Write out all the material exactly. Leave nothing out.
::::
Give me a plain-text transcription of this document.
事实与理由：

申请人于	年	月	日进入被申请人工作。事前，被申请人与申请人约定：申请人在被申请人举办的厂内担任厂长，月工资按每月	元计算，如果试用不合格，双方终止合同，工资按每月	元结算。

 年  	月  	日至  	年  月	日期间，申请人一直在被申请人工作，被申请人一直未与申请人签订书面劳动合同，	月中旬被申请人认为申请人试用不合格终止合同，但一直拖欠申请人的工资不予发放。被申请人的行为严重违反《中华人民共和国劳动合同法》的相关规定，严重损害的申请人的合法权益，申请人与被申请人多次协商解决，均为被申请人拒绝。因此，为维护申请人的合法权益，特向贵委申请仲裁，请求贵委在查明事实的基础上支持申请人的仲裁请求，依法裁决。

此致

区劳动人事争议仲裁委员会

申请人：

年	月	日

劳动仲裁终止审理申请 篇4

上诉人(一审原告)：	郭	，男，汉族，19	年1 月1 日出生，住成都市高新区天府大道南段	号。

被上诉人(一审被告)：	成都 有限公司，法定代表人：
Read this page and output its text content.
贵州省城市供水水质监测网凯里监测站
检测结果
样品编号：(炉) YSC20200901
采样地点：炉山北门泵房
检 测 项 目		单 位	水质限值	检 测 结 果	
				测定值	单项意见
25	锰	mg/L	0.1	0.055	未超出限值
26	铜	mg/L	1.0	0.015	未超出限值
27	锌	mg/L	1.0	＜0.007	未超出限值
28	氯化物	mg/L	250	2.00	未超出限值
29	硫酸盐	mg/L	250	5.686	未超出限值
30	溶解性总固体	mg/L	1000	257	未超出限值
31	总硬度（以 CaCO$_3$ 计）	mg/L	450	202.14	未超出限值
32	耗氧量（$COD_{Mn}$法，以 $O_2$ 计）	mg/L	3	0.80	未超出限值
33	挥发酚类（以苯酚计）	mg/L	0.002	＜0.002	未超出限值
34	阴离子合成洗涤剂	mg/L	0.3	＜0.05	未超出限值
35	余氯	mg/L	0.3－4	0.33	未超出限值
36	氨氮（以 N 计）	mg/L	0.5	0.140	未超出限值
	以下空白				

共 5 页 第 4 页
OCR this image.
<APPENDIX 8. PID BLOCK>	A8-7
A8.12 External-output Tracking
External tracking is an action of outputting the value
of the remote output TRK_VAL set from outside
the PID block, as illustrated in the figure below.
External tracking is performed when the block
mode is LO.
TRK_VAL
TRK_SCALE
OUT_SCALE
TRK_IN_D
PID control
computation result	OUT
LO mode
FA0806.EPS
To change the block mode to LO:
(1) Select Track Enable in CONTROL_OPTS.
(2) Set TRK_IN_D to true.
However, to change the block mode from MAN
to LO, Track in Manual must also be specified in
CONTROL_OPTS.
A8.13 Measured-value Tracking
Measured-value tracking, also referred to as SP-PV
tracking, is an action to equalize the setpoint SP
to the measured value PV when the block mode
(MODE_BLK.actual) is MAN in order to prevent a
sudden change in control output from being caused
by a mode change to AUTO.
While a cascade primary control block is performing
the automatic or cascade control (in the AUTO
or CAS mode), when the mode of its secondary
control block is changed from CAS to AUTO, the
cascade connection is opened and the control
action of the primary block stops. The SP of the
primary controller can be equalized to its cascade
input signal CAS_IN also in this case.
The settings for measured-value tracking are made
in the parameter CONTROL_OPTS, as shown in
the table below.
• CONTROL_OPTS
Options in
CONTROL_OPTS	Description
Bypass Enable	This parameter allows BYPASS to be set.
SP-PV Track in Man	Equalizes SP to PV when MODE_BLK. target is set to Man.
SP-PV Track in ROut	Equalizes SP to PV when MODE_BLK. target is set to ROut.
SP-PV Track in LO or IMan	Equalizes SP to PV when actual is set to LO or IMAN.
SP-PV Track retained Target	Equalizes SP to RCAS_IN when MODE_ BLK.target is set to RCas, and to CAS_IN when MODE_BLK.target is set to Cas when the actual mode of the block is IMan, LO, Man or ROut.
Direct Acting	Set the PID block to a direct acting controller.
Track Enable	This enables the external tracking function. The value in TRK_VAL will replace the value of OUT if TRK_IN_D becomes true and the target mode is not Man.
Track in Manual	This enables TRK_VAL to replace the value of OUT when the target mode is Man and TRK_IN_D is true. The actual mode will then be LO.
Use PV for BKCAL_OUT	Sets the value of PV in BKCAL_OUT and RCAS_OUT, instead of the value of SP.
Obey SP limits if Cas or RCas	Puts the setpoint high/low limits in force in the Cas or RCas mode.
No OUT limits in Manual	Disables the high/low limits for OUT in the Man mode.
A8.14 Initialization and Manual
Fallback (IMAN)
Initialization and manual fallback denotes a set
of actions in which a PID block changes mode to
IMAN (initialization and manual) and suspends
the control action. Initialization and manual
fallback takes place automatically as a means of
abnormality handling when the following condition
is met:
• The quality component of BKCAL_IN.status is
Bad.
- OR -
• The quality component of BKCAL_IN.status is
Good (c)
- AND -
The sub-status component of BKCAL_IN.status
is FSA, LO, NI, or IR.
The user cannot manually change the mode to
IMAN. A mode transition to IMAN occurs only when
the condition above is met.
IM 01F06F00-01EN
::::
> _SOLUTION FOR THIS EXERCISE_:
Give me a plain-text transcription of this document.
事实与理由：

申请人于	年	月	日进入被申请人工作。事前，被申请人与申请人约定：申请人在被申请人举办的厂内担任厂长，月工资按每月	元计算，如果试用不合格，双方终止合同，工资按每月	元结算。

 年  	月  	日至  	年  月	日期间，申请人一直在被申请人工作，被申请人一直未与申请人签订书面劳动合同，	月中旬被申请人认为申请人试用不合格终止合同，但一直拖欠申请人的工资不予发放。被申请人的行为严重违反《中华人民共和国劳动合同法》的相关规定，严重损害的申请人的合法权益，申请人与被申请人多次协商解决，均为被申请人拒绝。因此，为维护申请人的合法权益，特向贵委申请仲裁，请求贵委在查明事实的基础上支持申请人的仲裁请求，依法裁决。

此致

区劳动人事争议仲裁委员会

申请人：

年	月	日

劳动仲裁终止审理申请 篇4

上诉人(一审原告)：	郭	，男，汉族，19	年1 月1 日出生，住成都市高新区天府大道南段	号。

被上诉人(一审被告)：	成都 有限公司，法定代表人：
Read this page and output its text content.
贵州省城市供水水质监测网凯里监测站
检测结果
样品编号：(炉) YSC20200901
采样地点：炉山北门泵房
检 测 项 目		单 位	水质限值	检 测 结 果	
				测定值	单项意见
25	锰	mg/L	0.1	0.055	未超出限值
26	铜	mg/L	1.0	0.015	未超出限值
27	锌	mg/L	1.0	＜0.007	未超出限值
28	氯化物	mg/L	250	2.00	未超出限值
29	硫酸盐	mg/L	250	5.686	未超出限值
30	溶解性总固体	mg/L	1000	257	未超出限值
31	总硬度（以 CaCO$_3$ 计）	mg/L	450	202.14	未超出限值
32	耗氧量（$COD_{Mn}$法，以 $O_2$ 计）	mg/L	3	0.80	未超出限值
33	挥发酚类（以苯酚计）	mg/L	0.002	＜0.002	未超出限值
34	阴离子合成洗涤剂	mg/L	0.3	＜0.05	未超出限值
35	余氯	mg/L	0.3－4	0.33	未超出限值
36	氨氮（以 N 计）	mg/L	0.5	0.140	未超出限值
	以下空白				

共 5 页 第 4 页
OCR this image.
<APPENDIX 8. PID BLOCK>	A8-7
A8.12 External-output Tracking
External tracking is an action of outputting the value
of the remote output TRK_VAL set from outside
the PID block, as illustrated in the figure below.
External tracking is performed when the block
mode is LO.
TRK_VAL
TRK_SCALE
OUT_SCALE
TRK_IN_D
PID control
computation result	OUT
LO mode
FA0806.EPS
To change the block mode to LO:
(1) Select Track Enable in CONTROL_OPTS.
(2) Set TRK_IN_D to true.
However, to change the block mode from MAN
to LO, Track in Manual must also be specified in
CONTROL_OPTS.
A8.13 Measured-value Tracking
Measured-value tracking, also referred to as SP-PV
tracking, is an action to equalize the setpoint SP
to the measured value PV when the block mode
(MODE_BLK.actual) is MAN in order to prevent a
sudden change in control output from being caused
by a mode change to AUTO.
While a cascade primary control block is performing
the automatic or cascade control (in the AUTO
or CAS mode), when the mode of its secondary
control block is changed from CAS to AUTO, the
cascade connection is opened and the control
action of the primary block stops. The SP of the
primary controller can be equalized to its cascade
input signal CAS_IN also in this case.
The settings for measured-value tracking are made
in the parameter CONTROL_OPTS, as shown in
the table below.
• CONTROL_OPTS
Options in
CONTROL_OPTS	Description
Bypass Enable	This parameter allows BYPASS to be set.
SP-PV Track in Man	Equalizes SP to PV when MODE_BLK. target is set to Man.
SP-PV Track in ROut	Equalizes SP to PV when MODE_BLK. target is set to ROut.
SP-PV Track in LO or IMan	Equalizes SP to PV when actual is set to LO or IMAN.
SP-PV Track retained Target	Equalizes SP to RCAS_IN when MODE_ BLK.target is set to RCas, and to CAS_IN when MODE_BLK.target is set to Cas when the actual mode of the block is IMan, LO, Man or ROut.
Direct Acting	Set the PID block to a direct acting controller.
Track Enable	This enables the external tracking function. The value in TRK_VAL will replace the value of OUT if TRK_IN_D becomes true and the target mode is not Man.
Track in Manual	This enables TRK_VAL to replace the value of OUT when the target mode is Man and TRK_IN_D is true. The actual mode will then be LO.
Use PV for BKCAL_OUT	Sets the value of PV in BKCAL_OUT and RCAS_OUT, instead of the value of SP.
Obey SP limits if Cas or RCas	Puts the setpoint high/low limits in force in the Cas or RCas mode.
No OUT limits in Manual	Disables the high/low limits for OUT in the Man mode.
A8.14 Initialization and Manual
Fallback (IMAN)
Initialization and manual fallback denotes a set
of actions in which a PID block changes mode to
IMAN (initialization and manual) and suspends
the control action. Initialization and manual
fallback takes place automatically as a means of
abnormality handling when the following condition
is met:
• The quality component of BKCAL_IN.status is
Bad.
- OR -
• The quality component of BKCAL_IN.status is
Good (c)
- AND -
The sub-status component of BKCAL_IN.status
is FSA, LO, NI, or IR.
The user cannot manually change the mode to
IMAN. A mode transition to IMAN occurs only when
the condition above is met.
IM 01F06F00-01EN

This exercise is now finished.